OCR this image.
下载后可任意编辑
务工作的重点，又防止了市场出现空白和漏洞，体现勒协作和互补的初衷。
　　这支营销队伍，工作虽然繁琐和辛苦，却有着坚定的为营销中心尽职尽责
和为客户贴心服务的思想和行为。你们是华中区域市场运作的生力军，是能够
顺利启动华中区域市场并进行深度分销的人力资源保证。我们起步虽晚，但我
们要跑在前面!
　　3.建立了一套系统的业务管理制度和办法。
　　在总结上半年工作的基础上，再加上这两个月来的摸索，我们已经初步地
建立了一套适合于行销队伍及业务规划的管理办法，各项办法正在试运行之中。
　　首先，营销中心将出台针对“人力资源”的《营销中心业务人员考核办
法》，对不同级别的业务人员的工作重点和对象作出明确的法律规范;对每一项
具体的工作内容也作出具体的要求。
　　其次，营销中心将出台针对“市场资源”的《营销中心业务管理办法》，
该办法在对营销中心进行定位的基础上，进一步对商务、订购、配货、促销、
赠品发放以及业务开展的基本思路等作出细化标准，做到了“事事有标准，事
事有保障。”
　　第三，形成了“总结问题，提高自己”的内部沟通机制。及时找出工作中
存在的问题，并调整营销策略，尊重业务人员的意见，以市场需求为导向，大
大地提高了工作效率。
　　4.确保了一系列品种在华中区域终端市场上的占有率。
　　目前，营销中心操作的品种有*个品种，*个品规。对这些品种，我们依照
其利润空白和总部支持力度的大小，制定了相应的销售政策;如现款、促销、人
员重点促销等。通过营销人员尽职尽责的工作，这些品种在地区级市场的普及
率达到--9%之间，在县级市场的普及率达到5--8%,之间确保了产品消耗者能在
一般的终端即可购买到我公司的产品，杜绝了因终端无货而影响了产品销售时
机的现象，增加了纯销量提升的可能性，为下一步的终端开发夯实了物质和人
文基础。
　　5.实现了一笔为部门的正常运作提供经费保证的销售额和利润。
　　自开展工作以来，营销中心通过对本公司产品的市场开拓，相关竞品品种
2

━━━━━━

→ **TO BE DONE**:
Repeat the entries above exactly, leaving nothing out.

→ **RESULT OF THIS EXERCISE**:
OCR this image.
下载后可任意编辑
务工作的重点，又防止了市场出现空白和漏洞，体现勒协作和互补的初衷。
　　这支营销队伍，工作虽然繁琐和辛苦，却有着坚定的为营销中心尽职尽责
和为客户贴心服务的思想和行为。你们是华中区域市场运作的生力军，是能够
顺利启动华中区域市场并进行深度分销的人力资源保证。我们起步虽晚，但我
们要跑在前面!
　　3.建立了一套系统的业务管理制度和办法。
　　在总结上半年工作的基础上，再加上这两个月来的摸索，我们已经初步地
建立了一套适合于行销队伍及业务规划的管理办法，各项办法正在试运行之中。
　　首先，营销中心将出台针对“人力资源”的《营销中心业务人员考核办
法》，对不同级别的业务人员的工作重点和对象作出明确的法律规范;对每一项
具体的工作内容也作出具体的要求。
　　其次，营销中心将出台针对“市场资源”的《营销中心业务管理办法》，
该办法在对营销中心进行定位的基础上，进一步对商务、订购、配货、促销、
赠品发放以及业务开展的基本思路等作出细化标准，做到了“事事有标准，事
事有保障。”
　　第三，形成了“总结问题，提高自己”的内部沟通机制。及时找出工作中
存在的问题，并调整营销策略，尊重业务人员的意见，以市场需求为导向，大
大地提高了工作效率。
　　4.确保了一系列品种在华中区域终端市场上的占有率。
　　目前，营销中心操作的品种有*个品种，*个品规。对这些品种，我们依照
其利润空白和总部支持力度的大小，制定了相应的销售政策;如现款、促销、人
员重点促销等。通过营销人员尽职尽责的工作，这些品种在地区级市场的普及
率达到--9%之间，在县级市场的普及率达到5--8%,之间确保了产品消耗者能在
一般的终端即可购买到我公司的产品，杜绝了因终端无货而影响了产品销售时
机的现象，增加了纯销量提升的可能性，为下一步的终端开发夯实了物质和人
文基础。
　　5.实现了一笔为部门的正常运作提供经费保证的销售额和利润。
　　自开展工作以来，营销中心通过对本公司产品的市场开拓，相关竞品品种
2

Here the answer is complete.